## Written exercise
State the number of lines that contain the word "CERN", and add nothing else.

[BEGIN]

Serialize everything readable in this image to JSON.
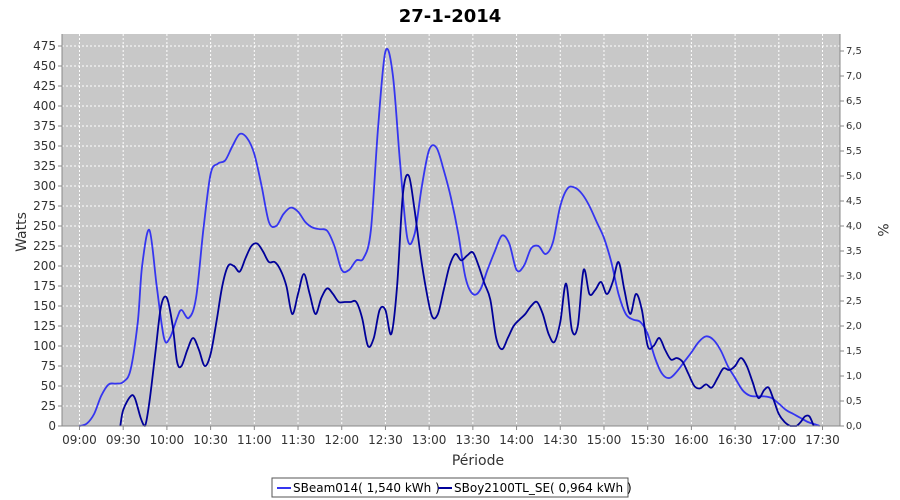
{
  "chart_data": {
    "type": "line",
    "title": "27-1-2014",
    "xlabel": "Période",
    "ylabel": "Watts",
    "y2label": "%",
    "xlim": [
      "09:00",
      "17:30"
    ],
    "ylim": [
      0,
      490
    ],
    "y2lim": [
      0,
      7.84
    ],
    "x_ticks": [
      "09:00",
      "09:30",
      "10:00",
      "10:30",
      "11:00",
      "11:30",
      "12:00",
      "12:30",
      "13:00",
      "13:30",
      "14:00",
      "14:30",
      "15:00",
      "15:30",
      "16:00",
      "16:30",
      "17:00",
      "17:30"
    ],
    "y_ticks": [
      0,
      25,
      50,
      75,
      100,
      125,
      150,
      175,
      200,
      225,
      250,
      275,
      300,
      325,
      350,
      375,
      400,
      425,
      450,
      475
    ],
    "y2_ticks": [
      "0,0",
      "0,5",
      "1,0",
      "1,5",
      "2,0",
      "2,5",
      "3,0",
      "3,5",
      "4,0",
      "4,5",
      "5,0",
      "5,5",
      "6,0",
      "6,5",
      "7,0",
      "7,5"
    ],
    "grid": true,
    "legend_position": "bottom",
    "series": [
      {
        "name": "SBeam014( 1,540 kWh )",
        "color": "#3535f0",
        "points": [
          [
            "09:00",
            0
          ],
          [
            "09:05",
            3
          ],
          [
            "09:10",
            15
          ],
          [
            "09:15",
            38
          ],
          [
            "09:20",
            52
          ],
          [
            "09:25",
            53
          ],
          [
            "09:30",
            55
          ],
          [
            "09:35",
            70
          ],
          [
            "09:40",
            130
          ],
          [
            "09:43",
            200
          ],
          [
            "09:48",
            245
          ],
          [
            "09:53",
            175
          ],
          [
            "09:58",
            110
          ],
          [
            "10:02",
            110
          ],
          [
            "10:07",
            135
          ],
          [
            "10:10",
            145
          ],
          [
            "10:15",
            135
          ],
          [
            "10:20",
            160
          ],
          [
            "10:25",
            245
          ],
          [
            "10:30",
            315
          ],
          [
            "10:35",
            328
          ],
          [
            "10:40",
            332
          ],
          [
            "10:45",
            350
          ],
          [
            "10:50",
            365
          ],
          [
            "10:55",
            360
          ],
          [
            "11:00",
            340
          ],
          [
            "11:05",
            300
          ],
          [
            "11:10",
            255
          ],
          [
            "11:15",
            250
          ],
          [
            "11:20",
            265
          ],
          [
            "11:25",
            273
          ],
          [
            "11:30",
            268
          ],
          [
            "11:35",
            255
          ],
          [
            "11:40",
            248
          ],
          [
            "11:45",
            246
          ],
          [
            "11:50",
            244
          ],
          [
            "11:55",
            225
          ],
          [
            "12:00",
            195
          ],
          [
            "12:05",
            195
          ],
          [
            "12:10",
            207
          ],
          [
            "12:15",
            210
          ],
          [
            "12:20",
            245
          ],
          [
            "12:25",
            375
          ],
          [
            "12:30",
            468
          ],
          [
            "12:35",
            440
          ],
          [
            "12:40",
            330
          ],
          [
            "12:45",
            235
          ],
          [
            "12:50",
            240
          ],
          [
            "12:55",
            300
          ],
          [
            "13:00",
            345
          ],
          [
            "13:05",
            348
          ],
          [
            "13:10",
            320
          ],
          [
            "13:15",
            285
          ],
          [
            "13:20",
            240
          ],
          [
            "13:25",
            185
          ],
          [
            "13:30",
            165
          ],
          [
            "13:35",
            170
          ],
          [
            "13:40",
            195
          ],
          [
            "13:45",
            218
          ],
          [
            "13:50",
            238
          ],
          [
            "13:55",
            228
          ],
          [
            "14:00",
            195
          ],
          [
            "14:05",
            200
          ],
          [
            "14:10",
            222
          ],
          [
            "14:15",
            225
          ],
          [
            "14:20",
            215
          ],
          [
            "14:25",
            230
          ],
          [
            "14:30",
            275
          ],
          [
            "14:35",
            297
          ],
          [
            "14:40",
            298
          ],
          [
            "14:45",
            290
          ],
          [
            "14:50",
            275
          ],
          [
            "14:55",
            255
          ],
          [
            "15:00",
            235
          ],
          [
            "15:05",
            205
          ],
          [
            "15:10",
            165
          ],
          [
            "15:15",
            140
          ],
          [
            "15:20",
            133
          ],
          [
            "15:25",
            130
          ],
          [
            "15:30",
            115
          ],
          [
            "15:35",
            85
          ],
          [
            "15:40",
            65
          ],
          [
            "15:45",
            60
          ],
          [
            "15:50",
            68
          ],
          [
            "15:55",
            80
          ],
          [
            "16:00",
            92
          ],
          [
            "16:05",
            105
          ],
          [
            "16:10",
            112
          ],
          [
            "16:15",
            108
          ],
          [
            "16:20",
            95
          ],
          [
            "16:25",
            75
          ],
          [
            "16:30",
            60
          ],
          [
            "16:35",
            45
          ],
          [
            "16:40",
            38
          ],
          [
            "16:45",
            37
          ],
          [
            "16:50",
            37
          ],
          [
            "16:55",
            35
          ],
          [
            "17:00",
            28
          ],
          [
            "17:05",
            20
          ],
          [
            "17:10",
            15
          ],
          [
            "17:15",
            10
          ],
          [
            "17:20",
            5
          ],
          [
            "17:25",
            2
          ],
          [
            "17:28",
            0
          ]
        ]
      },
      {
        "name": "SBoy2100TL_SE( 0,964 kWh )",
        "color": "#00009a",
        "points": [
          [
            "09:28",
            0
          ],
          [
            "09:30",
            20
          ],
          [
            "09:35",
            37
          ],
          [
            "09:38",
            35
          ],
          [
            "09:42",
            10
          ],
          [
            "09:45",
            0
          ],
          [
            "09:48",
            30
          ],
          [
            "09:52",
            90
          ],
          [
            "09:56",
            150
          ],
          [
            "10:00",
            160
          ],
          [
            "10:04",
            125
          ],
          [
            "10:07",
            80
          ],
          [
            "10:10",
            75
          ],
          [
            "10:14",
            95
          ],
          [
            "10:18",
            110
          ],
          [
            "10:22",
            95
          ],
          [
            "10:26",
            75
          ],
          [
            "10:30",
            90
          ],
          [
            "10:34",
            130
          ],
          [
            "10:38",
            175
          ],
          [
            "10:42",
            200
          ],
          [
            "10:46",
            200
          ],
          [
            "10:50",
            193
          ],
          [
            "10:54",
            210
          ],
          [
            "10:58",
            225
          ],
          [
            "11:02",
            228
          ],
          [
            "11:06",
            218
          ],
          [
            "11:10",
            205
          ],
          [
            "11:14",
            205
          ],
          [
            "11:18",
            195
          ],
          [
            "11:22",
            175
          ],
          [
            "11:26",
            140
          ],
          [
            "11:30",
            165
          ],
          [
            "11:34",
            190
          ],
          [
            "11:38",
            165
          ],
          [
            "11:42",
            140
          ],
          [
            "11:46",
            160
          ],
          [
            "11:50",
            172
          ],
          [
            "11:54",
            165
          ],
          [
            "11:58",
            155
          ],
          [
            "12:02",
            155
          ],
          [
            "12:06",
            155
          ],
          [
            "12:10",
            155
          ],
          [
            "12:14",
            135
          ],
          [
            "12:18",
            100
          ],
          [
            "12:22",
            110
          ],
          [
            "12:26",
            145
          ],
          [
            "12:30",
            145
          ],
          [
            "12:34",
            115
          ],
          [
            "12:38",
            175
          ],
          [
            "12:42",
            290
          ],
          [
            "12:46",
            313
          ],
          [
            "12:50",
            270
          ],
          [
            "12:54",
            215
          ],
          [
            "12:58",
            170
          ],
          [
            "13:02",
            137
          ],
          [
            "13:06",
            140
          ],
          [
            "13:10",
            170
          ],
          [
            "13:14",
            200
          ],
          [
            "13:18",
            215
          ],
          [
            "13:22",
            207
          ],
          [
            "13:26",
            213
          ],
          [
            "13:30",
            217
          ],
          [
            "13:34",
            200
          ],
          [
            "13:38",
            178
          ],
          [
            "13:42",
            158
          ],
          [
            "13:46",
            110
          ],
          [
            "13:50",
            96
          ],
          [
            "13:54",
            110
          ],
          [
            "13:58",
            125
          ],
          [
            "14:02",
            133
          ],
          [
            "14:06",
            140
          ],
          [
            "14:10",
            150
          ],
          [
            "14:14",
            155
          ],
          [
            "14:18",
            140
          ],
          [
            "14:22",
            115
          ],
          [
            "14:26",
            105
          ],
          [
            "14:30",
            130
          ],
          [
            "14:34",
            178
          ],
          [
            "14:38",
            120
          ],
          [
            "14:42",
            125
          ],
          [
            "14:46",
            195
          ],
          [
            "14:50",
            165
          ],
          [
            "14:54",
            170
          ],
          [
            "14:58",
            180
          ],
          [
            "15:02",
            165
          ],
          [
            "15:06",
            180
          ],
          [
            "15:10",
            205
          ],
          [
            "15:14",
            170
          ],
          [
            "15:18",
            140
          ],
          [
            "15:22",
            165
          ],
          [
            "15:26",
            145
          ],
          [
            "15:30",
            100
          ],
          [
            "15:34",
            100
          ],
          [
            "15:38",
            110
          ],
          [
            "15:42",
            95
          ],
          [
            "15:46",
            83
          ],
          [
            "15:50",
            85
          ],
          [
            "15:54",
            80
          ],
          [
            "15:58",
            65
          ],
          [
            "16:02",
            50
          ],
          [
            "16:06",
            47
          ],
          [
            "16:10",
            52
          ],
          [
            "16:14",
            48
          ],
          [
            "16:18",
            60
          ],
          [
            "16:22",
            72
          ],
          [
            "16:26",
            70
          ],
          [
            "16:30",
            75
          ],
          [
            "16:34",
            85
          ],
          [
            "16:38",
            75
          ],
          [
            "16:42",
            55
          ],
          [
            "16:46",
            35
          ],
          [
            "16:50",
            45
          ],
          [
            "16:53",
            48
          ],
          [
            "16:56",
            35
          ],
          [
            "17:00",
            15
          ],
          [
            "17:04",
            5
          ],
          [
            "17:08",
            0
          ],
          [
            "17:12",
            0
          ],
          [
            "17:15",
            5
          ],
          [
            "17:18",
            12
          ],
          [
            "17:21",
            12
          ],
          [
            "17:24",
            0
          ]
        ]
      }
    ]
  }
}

[END]
[BEGIN]

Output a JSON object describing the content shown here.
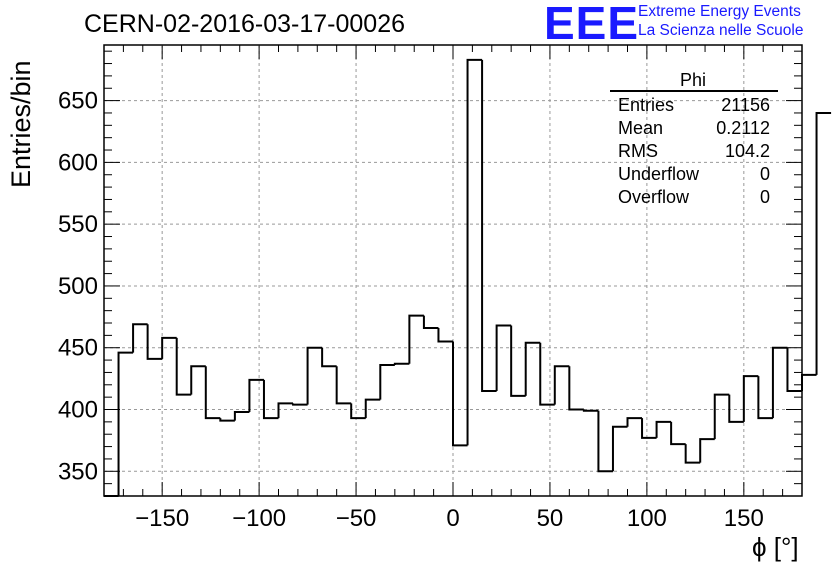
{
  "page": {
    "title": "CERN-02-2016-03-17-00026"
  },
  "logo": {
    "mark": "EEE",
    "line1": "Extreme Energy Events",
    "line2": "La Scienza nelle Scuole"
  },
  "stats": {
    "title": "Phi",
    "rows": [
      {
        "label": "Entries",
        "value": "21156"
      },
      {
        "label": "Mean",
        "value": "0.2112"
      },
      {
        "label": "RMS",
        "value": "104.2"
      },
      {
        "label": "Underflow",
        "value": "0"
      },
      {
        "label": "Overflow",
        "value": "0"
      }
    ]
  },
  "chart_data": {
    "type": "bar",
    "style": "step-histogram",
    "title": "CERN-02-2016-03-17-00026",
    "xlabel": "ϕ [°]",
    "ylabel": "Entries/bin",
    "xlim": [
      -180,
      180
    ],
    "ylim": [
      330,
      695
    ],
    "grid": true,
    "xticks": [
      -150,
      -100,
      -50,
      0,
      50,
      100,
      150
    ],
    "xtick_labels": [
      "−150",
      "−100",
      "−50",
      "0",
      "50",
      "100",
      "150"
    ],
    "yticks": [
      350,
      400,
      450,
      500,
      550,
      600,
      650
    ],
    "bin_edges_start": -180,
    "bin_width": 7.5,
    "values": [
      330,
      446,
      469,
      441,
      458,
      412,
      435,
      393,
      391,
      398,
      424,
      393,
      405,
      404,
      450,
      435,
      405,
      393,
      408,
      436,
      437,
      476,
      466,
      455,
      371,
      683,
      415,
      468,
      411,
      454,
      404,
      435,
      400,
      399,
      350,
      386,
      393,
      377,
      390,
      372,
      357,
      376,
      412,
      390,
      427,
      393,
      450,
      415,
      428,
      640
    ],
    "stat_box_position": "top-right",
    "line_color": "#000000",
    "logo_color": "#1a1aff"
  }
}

[END]

## Response to the task
2